> INFORMATION SHOWN
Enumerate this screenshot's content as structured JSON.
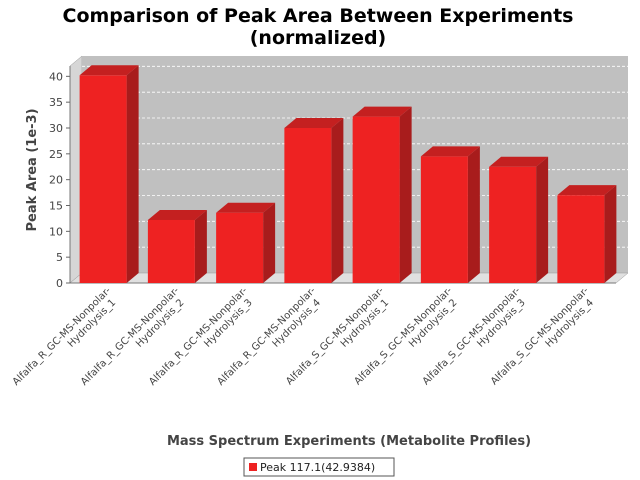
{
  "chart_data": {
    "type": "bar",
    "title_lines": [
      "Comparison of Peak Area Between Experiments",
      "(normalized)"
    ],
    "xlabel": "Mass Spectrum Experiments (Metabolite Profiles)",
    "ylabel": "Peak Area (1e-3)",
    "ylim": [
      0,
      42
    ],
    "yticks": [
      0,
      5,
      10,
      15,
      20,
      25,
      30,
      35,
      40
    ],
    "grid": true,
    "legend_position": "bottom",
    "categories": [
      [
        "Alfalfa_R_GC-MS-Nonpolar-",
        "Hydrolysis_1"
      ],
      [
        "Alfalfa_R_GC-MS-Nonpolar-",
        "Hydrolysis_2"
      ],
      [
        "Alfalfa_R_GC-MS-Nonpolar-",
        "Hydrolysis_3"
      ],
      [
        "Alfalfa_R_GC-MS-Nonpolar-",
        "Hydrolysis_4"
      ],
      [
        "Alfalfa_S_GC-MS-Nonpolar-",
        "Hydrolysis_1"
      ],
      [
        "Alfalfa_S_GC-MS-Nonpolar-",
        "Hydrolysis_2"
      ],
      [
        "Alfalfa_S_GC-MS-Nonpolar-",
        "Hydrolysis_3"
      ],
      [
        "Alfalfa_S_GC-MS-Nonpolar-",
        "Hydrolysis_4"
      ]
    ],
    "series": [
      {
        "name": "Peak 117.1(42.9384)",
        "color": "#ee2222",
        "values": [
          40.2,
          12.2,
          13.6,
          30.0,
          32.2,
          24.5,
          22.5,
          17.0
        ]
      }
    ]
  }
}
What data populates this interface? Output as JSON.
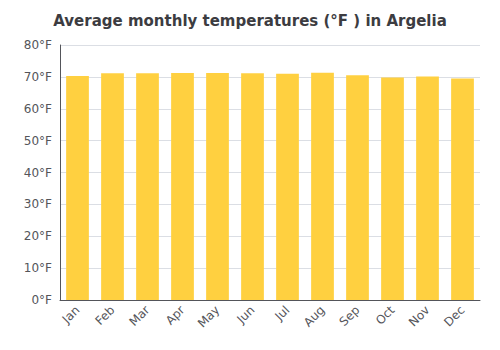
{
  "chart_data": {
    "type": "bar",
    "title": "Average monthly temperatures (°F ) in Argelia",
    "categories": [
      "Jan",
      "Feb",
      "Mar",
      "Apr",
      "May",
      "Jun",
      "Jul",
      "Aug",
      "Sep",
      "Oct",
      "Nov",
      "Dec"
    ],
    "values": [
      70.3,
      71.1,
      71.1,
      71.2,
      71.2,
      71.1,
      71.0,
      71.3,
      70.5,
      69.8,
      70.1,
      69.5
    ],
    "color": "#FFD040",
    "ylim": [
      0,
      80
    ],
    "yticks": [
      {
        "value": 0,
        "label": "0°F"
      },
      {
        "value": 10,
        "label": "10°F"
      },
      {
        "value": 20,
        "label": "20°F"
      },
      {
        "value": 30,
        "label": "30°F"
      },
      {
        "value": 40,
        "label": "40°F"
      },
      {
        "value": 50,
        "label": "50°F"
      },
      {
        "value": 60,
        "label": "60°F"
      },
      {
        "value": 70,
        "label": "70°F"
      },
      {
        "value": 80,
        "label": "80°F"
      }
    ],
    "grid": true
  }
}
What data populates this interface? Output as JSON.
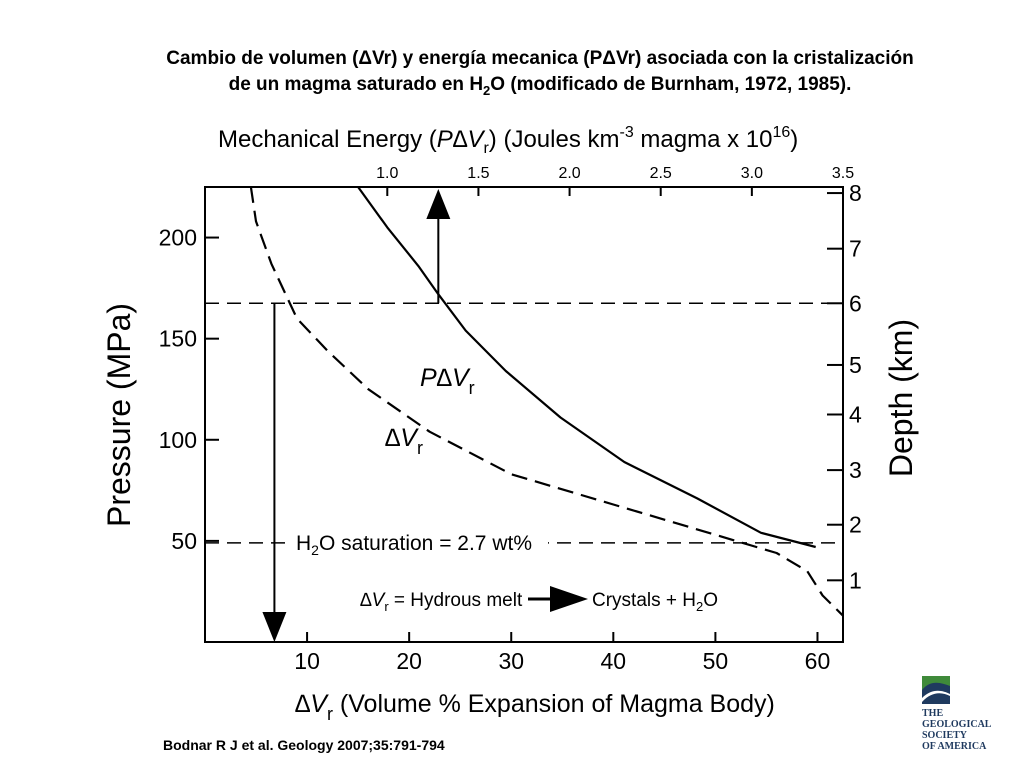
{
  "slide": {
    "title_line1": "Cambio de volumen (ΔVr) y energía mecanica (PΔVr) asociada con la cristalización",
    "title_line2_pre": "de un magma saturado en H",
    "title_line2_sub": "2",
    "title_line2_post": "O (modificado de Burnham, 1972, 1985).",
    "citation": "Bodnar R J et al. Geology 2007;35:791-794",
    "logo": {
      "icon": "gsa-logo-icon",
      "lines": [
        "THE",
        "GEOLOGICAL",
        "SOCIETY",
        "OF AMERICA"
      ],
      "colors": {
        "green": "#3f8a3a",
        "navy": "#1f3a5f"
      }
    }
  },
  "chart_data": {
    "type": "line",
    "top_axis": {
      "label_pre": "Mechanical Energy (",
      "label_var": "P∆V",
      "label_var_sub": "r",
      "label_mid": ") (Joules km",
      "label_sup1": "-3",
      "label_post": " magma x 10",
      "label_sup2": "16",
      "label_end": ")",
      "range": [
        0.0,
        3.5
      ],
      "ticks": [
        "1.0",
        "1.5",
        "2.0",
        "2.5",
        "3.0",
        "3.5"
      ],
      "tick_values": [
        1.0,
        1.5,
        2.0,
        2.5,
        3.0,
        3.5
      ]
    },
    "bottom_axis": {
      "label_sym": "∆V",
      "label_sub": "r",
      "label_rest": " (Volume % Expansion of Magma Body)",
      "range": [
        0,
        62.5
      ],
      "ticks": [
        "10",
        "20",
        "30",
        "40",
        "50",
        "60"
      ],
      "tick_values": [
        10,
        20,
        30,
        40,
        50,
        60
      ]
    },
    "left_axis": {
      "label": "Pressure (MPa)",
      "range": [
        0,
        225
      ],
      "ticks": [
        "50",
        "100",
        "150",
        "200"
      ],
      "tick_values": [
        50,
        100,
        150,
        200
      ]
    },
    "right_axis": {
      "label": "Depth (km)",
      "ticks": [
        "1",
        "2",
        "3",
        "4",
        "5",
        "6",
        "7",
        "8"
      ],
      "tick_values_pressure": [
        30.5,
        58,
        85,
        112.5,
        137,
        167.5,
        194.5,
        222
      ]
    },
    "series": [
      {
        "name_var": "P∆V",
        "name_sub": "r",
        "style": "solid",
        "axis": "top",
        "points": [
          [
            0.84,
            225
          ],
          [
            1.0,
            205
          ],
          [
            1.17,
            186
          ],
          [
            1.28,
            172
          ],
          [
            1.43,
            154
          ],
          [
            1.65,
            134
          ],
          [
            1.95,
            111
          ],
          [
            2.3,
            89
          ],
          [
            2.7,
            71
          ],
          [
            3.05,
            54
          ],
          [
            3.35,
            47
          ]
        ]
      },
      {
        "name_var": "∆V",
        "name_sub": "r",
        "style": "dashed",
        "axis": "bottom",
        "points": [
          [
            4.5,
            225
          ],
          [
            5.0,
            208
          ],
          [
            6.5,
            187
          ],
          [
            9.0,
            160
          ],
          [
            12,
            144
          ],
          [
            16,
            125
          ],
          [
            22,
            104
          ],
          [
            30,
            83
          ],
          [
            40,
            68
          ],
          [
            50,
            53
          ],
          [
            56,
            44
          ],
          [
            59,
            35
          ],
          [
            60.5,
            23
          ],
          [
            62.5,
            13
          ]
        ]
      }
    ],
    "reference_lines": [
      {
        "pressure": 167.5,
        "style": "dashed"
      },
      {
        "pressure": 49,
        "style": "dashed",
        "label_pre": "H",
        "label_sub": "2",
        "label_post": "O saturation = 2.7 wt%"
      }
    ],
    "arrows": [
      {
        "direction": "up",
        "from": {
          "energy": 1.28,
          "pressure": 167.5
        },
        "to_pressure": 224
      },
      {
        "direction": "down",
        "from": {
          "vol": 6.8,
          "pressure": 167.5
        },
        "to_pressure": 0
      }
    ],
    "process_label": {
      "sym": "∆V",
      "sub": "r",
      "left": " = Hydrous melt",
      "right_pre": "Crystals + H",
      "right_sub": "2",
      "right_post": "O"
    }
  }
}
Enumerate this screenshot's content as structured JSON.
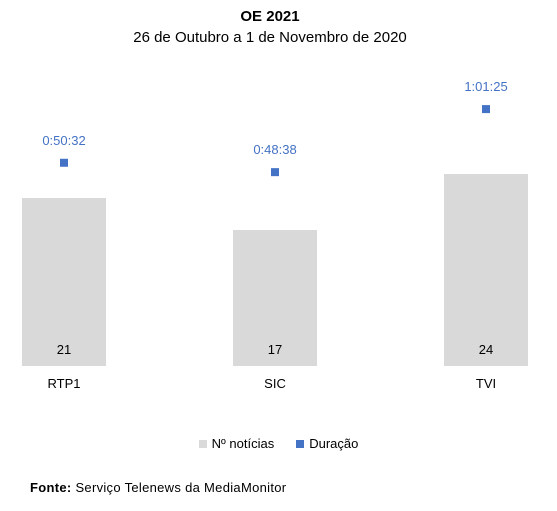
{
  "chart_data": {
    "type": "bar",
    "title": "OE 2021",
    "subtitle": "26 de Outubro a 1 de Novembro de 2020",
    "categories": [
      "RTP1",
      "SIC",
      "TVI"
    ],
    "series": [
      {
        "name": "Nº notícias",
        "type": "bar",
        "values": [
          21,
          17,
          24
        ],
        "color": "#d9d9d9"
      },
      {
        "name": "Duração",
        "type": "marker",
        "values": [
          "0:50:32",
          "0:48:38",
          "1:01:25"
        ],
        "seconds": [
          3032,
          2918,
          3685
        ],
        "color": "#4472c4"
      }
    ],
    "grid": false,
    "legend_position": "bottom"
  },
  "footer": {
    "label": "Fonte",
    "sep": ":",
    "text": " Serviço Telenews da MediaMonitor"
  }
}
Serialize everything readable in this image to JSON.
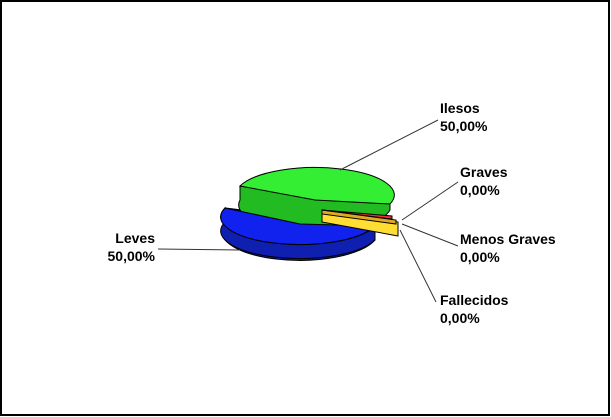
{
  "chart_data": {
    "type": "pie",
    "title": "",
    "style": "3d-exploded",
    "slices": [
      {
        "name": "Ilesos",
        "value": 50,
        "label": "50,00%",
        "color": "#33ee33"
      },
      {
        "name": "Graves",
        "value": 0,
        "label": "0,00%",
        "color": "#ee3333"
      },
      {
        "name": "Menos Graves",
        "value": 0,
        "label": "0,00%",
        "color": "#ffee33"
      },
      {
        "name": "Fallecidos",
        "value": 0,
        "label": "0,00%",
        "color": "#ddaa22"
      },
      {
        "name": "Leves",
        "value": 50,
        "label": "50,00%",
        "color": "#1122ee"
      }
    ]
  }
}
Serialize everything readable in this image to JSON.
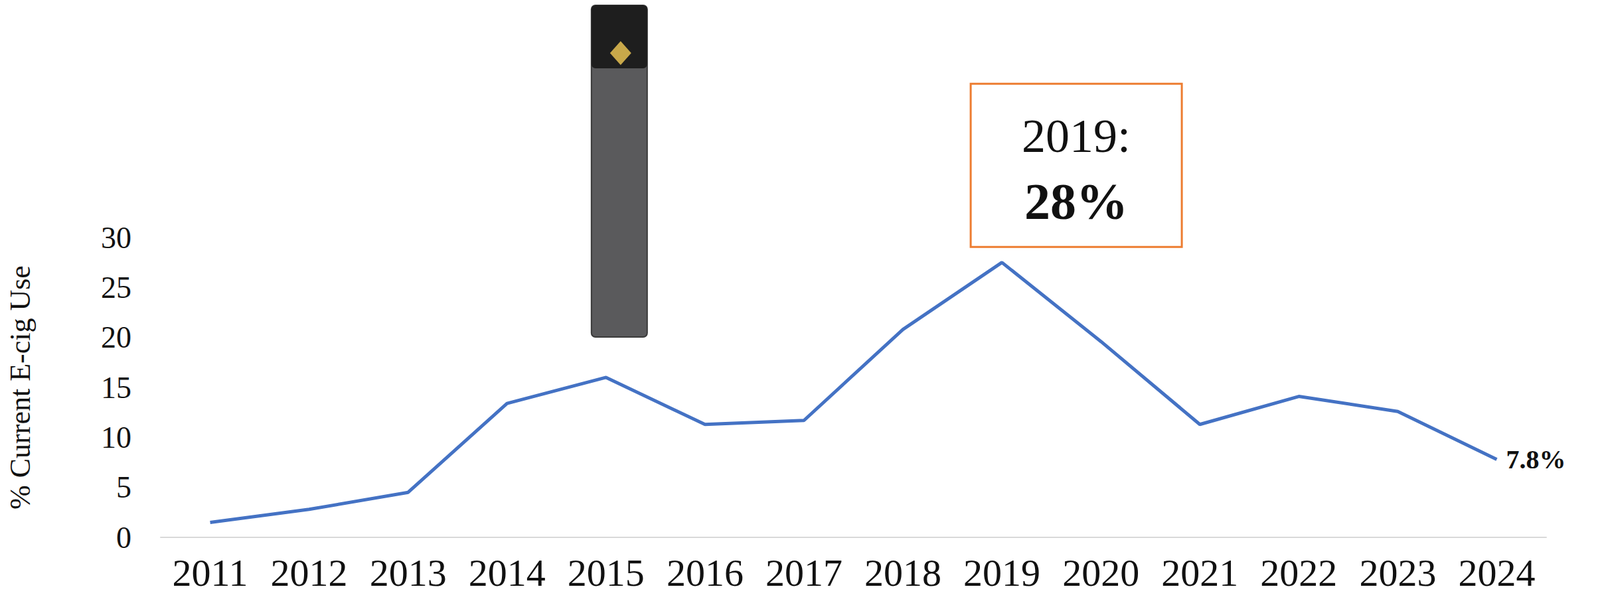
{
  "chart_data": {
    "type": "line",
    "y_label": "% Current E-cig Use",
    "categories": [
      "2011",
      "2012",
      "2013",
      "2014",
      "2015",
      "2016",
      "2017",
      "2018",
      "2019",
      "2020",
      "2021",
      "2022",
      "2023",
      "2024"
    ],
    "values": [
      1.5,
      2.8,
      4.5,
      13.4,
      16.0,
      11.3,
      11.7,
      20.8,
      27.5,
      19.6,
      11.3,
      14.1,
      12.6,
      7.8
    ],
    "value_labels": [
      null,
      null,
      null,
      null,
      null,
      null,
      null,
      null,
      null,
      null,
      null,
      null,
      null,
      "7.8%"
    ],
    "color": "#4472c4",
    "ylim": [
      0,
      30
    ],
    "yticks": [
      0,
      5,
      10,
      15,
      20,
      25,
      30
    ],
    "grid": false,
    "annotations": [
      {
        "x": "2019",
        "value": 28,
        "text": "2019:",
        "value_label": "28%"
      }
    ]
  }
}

> STATED PROBLEM
Which lines contain "Peak"? Copy each of them out.

> EXPECTED ANSWER
      "Comparison of Peak Area Between Experiments",
    "ylabel": "Peak Area (1e-3)",
        "name": "Peak 117.1(42.9384)",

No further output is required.